# Dataset entries start
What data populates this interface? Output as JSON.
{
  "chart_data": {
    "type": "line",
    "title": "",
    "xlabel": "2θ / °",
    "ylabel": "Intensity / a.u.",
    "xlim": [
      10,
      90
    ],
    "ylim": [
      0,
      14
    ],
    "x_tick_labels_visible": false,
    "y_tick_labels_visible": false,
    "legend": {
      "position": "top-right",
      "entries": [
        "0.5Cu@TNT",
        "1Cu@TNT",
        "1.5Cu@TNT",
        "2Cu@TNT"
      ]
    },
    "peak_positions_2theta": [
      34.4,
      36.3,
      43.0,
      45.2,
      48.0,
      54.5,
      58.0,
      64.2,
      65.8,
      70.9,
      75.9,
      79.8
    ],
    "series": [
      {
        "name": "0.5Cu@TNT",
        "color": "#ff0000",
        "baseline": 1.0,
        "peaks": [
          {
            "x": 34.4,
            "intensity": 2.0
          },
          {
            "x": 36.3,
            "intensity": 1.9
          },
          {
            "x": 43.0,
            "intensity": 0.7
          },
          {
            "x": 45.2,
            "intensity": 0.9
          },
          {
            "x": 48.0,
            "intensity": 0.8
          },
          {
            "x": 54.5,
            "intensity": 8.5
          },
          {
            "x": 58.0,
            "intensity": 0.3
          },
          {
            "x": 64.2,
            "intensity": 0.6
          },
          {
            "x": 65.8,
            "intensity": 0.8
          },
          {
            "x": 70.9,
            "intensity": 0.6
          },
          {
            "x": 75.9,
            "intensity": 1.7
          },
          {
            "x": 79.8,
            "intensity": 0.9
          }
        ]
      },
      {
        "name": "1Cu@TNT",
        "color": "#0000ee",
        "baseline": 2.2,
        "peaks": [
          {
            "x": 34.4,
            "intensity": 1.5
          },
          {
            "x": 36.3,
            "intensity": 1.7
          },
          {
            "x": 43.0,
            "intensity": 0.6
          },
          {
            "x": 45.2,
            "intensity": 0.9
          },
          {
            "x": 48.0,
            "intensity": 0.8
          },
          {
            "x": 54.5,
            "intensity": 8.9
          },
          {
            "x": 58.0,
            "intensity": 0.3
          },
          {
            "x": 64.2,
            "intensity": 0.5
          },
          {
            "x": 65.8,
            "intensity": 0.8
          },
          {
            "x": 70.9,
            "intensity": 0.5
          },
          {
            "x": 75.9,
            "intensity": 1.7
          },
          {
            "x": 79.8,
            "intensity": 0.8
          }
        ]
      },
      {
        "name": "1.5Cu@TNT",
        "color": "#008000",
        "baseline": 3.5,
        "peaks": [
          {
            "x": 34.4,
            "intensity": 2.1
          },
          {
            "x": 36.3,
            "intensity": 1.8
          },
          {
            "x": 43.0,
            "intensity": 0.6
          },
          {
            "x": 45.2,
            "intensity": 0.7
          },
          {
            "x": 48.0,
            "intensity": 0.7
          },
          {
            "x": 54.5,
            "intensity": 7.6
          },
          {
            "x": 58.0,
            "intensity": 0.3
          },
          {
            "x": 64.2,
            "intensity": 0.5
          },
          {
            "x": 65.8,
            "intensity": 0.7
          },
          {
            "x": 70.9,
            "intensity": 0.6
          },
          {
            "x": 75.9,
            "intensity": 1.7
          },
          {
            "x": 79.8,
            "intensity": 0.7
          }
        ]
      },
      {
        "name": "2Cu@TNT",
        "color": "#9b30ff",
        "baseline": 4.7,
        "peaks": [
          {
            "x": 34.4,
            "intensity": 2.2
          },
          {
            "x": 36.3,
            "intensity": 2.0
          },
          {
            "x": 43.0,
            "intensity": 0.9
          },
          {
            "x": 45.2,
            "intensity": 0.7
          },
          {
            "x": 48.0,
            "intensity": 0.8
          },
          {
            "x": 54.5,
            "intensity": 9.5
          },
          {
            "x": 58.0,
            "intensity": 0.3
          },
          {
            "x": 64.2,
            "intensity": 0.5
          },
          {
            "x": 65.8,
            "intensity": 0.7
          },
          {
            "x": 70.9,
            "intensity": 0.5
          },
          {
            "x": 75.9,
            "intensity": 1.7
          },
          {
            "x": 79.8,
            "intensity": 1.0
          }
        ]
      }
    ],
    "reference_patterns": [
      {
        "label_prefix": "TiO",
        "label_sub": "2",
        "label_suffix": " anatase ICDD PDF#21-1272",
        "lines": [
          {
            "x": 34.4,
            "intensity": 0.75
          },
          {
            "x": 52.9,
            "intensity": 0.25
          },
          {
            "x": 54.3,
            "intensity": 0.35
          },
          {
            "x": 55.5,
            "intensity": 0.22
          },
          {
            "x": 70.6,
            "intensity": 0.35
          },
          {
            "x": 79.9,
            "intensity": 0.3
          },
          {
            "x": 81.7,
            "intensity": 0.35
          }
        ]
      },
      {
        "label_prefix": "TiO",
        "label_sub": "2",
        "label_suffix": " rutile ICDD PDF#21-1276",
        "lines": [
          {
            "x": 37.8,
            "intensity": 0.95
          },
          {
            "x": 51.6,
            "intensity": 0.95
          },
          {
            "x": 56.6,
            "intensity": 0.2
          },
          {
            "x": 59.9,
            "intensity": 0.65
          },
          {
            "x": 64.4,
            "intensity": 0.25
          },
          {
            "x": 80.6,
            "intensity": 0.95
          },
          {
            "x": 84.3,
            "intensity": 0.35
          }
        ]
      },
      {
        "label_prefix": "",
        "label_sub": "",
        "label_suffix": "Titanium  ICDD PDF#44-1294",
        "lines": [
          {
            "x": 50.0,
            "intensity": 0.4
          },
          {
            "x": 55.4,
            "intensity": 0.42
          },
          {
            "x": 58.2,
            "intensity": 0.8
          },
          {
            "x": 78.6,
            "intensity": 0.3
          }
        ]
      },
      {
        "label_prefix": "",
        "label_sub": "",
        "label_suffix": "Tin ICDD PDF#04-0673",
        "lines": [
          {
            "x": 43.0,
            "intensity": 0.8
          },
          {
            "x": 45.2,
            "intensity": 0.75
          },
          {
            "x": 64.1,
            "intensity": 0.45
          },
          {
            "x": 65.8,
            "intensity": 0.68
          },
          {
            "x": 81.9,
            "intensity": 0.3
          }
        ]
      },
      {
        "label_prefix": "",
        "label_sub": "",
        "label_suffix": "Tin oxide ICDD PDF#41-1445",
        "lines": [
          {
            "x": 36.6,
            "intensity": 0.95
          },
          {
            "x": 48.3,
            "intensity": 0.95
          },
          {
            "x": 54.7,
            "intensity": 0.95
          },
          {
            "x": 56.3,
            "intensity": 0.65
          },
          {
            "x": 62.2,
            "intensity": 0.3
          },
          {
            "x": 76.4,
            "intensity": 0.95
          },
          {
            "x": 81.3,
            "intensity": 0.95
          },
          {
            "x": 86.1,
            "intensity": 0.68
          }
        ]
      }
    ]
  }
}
# Dataset entries end
## Required work
Give an exact repetition of all the material.

## Response to this exercise
What data populates this interface? Output as JSON.
{
  "chart_data": {
    "type": "line",
    "title": "",
    "xlabel": "2θ / °",
    "ylabel": "Intensity / a.u.",
    "xlim": [
      10,
      90
    ],
    "ylim": [
      0,
      14
    ],
    "x_tick_labels_visible": false,
    "y_tick_labels_visible": false,
    "legend": {
      "position": "top-right",
      "entries": [
        "0.5Cu@TNT",
        "1Cu@TNT",
        "1.5Cu@TNT",
        "2Cu@TNT"
      ]
    },
    "peak_positions_2theta": [
      34.4,
      36.3,
      43.0,
      45.2,
      48.0,
      54.5,
      58.0,
      64.2,
      65.8,
      70.9,
      75.9,
      79.8
    ],
    "series": [
      {
        "name": "0.5Cu@TNT",
        "color": "#ff0000",
        "baseline": 1.0,
        "peaks": [
          {
            "x": 34.4,
            "intensity": 2.0
          },
          {
            "x": 36.3,
            "intensity": 1.9
          },
          {
            "x": 43.0,
            "intensity": 0.7
          },
          {
            "x": 45.2,
            "intensity": 0.9
          },
          {
            "x": 48.0,
            "intensity": 0.8
          },
          {
            "x": 54.5,
            "intensity": 8.5
          },
          {
            "x": 58.0,
            "intensity": 0.3
          },
          {
            "x": 64.2,
            "intensity": 0.6
          },
          {
            "x": 65.8,
            "intensity": 0.8
          },
          {
            "x": 70.9,
            "intensity": 0.6
          },
          {
            "x": 75.9,
            "intensity": 1.7
          },
          {
            "x": 79.8,
            "intensity": 0.9
          }
        ]
      },
      {
        "name": "1Cu@TNT",
        "color": "#0000ee",
        "baseline": 2.2,
        "peaks": [
          {
            "x": 34.4,
            "intensity": 1.5
          },
          {
            "x": 36.3,
            "intensity": 1.7
          },
          {
            "x": 43.0,
            "intensity": 0.6
          },
          {
            "x": 45.2,
            "intensity": 0.9
          },
          {
            "x": 48.0,
            "intensity": 0.8
          },
          {
            "x": 54.5,
            "intensity": 8.9
          },
          {
            "x": 58.0,
            "intensity": 0.3
          },
          {
            "x": 64.2,
            "intensity": 0.5
          },
          {
            "x": 65.8,
            "intensity": 0.8
          },
          {
            "x": 70.9,
            "intensity": 0.5
          },
          {
            "x": 75.9,
            "intensity": 1.7
          },
          {
            "x": 79.8,
            "intensity": 0.8
          }
        ]
      },
      {
        "name": "1.5Cu@TNT",
        "color": "#008000",
        "baseline": 3.5,
        "peaks": [
          {
            "x": 34.4,
            "intensity": 2.1
          },
          {
            "x": 36.3,
            "intensity": 1.8
          },
          {
            "x": 43.0,
            "intensity": 0.6
          },
          {
            "x": 45.2,
            "intensity": 0.7
          },
          {
            "x": 48.0,
            "intensity": 0.7
          },
          {
            "x": 54.5,
            "intensity": 7.6
          },
          {
            "x": 58.0,
            "intensity": 0.3
          },
          {
            "x": 64.2,
            "intensity": 0.5
          },
          {
            "x": 65.8,
            "intensity": 0.7
          },
          {
            "x": 70.9,
            "intensity": 0.6
          },
          {
            "x": 75.9,
            "intensity": 1.7
          },
          {
            "x": 79.8,
            "intensity": 0.7
          }
        ]
      },
      {
        "name": "2Cu@TNT",
        "color": "#9b30ff",
        "baseline": 4.7,
        "peaks": [
          {
            "x": 34.4,
            "intensity": 2.2
          },
          {
            "x": 36.3,
            "intensity": 2.0
          },
          {
            "x": 43.0,
            "intensity": 0.9
          },
          {
            "x": 45.2,
            "intensity": 0.7
          },
          {
            "x": 48.0,
            "intensity": 0.8
          },
          {
            "x": 54.5,
            "intensity": 9.5
          },
          {
            "x": 58.0,
            "intensity": 0.3
          },
          {
            "x": 64.2,
            "intensity": 0.5
          },
          {
            "x": 65.8,
            "intensity": 0.7
          },
          {
            "x": 70.9,
            "intensity": 0.5
          },
          {
            "x": 75.9,
            "intensity": 1.7
          },
          {
            "x": 79.8,
            "intensity": 1.0
          }
        ]
      }
    ],
    "reference_patterns": [
      {
        "label_prefix": "TiO",
        "label_sub": "2",
        "label_suffix": " anatase ICDD PDF#21-1272",
        "lines": [
          {
            "x": 34.4,
            "intensity": 0.75
          },
          {
            "x": 52.9,
            "intensity": 0.25
          },
          {
            "x": 54.3,
            "intensity": 0.35
          },
          {
            "x": 55.5,
            "intensity": 0.22
          },
          {
            "x": 70.6,
            "intensity": 0.35
          },
          {
            "x": 79.9,
            "intensity": 0.3
          },
          {
            "x": 81.7,
            "intensity": 0.35
          }
        ]
      },
      {
        "label_prefix": "TiO",
        "label_sub": "2",
        "label_suffix": " rutile ICDD PDF#21-1276",
        "lines": [
          {
            "x": 37.8,
            "intensity": 0.95
          },
          {
            "x": 51.6,
            "intensity": 0.95
          },
          {
            "x": 56.6,
            "intensity": 0.2
          },
          {
            "x": 59.9,
            "intensity": 0.65
          },
          {
            "x": 64.4,
            "intensity": 0.25
          },
          {
            "x": 80.6,
            "intensity": 0.95
          },
          {
            "x": 84.3,
            "intensity": 0.35
          }
        ]
      },
      {
        "label_prefix": "",
        "label_sub": "",
        "label_suffix": "Titanium  ICDD PDF#44-1294",
        "lines": [
          {
            "x": 50.0,
            "intensity": 0.4
          },
          {
            "x": 55.4,
            "intensity": 0.42
          },
          {
            "x": 58.2,
            "intensity": 0.8
          },
          {
            "x": 78.6,
            "intensity": 0.3
          }
        ]
      },
      {
        "label_prefix": "",
        "label_sub": "",
        "label_suffix": "Tin ICDD PDF#04-0673",
        "lines": [
          {
            "x": 43.0,
            "intensity": 0.8
          },
          {
            "x": 45.2,
            "intensity": 0.75
          },
          {
            "x": 64.1,
            "intensity": 0.45
          },
          {
            "x": 65.8,
            "intensity": 0.68
          },
          {
            "x": 81.9,
            "intensity": 0.3
          }
        ]
      },
      {
        "label_prefix": "",
        "label_sub": "",
        "label_suffix": "Tin oxide ICDD PDF#41-1445",
        "lines": [
          {
            "x": 36.6,
            "intensity": 0.95
          },
          {
            "x": 48.3,
            "intensity": 0.95
          },
          {
            "x": 54.7,
            "intensity": 0.95
          },
          {
            "x": 56.3,
            "intensity": 0.65
          },
          {
            "x": 62.2,
            "intensity": 0.3
          },
          {
            "x": 76.4,
            "intensity": 0.95
          },
          {
            "x": 81.3,
            "intensity": 0.95
          },
          {
            "x": 86.1,
            "intensity": 0.68
          }
        ]
      }
    ]
  }
}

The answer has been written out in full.